**Given request**. Look through the listing and locate every line containing the word "text"; copy those lines.

□ □ □

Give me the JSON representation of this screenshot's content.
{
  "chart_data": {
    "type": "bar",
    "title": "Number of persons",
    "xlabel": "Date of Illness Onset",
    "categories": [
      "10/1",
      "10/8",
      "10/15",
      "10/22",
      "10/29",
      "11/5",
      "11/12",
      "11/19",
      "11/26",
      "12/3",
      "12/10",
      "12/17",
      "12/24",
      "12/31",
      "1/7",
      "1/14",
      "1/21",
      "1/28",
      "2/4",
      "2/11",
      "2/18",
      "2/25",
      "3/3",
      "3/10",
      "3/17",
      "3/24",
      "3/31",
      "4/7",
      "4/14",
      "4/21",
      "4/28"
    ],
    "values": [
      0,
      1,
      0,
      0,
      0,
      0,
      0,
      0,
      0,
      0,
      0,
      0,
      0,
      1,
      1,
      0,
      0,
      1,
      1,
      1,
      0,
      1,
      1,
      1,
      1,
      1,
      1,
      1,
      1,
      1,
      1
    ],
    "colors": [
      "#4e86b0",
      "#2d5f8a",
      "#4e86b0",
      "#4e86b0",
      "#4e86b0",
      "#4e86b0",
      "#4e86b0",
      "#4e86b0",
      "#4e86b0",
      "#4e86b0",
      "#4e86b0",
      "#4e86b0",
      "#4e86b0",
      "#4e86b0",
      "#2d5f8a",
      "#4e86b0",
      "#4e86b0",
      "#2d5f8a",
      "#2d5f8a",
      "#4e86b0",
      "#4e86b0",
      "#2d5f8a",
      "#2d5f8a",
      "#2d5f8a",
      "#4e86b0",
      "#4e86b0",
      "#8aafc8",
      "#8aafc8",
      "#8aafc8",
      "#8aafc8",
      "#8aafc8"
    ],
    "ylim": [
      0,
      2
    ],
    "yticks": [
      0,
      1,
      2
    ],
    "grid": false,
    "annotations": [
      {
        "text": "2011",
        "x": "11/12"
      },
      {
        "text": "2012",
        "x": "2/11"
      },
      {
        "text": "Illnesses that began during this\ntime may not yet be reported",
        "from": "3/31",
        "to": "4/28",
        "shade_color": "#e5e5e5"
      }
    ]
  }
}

□ □ □

**Exercise response**.
        "text": "2011",
        "text": "2012",
        "text": "Illnesses that began during this\ntime may not yet be reported",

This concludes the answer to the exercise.